┌────────

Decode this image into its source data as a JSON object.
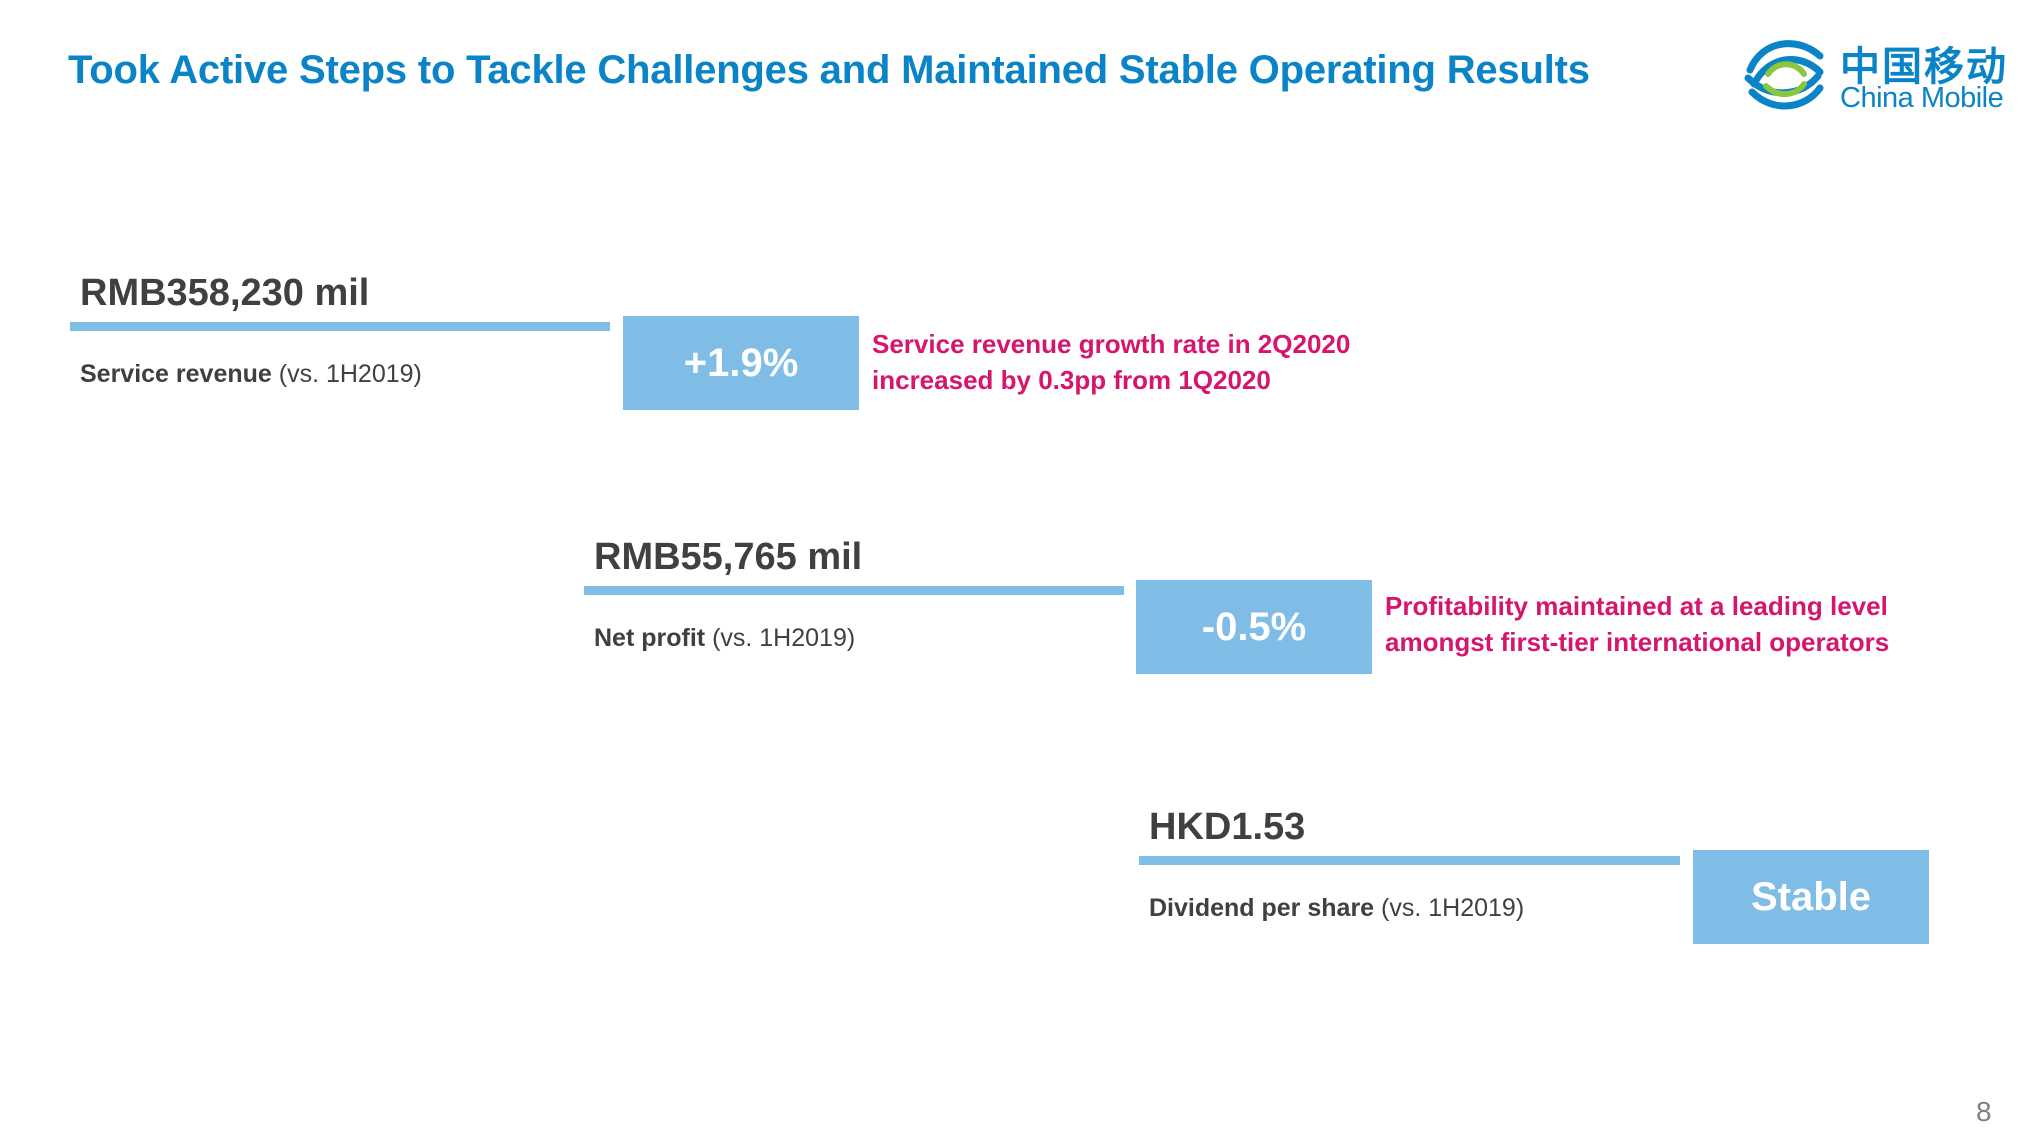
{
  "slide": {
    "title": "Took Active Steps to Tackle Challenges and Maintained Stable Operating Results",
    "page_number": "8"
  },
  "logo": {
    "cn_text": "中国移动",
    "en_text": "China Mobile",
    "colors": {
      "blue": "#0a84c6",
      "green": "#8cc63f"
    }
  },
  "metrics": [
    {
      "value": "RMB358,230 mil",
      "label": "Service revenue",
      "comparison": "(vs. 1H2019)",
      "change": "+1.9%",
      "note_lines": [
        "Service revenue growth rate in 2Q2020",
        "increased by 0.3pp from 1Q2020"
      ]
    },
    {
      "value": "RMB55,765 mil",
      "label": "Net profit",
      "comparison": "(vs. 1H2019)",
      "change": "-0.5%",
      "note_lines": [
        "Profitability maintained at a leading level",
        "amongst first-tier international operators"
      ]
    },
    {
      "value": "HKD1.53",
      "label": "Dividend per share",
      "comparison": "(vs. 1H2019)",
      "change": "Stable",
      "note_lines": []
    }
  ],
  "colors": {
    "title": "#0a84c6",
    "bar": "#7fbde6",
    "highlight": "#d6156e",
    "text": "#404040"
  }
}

└────────

## AIM
Write out all the records again, exactly, minus any pictures.

## FINISHED ANSWER
Decode this image into its source data as a JSON object.
{
  "slide": {
    "title": "Took Active Steps to Tackle Challenges and Maintained Stable Operating Results",
    "page_number": "8"
  },
  "logo": {
    "cn_text": "中国移动",
    "en_text": "China Mobile",
    "colors": {
      "blue": "#0a84c6",
      "green": "#8cc63f"
    }
  },
  "metrics": [
    {
      "value": "RMB358,230 mil",
      "label": "Service revenue",
      "comparison": "(vs. 1H2019)",
      "change": "+1.9%",
      "note_lines": [
        "Service revenue growth rate in 2Q2020",
        "increased by 0.3pp from 1Q2020"
      ]
    },
    {
      "value": "RMB55,765 mil",
      "label": "Net profit",
      "comparison": "(vs. 1H2019)",
      "change": "-0.5%",
      "note_lines": [
        "Profitability maintained at a leading level",
        "amongst first-tier international operators"
      ]
    },
    {
      "value": "HKD1.53",
      "label": "Dividend per share",
      "comparison": "(vs. 1H2019)",
      "change": "Stable",
      "note_lines": []
    }
  ],
  "colors": {
    "title": "#0a84c6",
    "bar": "#7fbde6",
    "highlight": "#d6156e",
    "text": "#404040"
  }
}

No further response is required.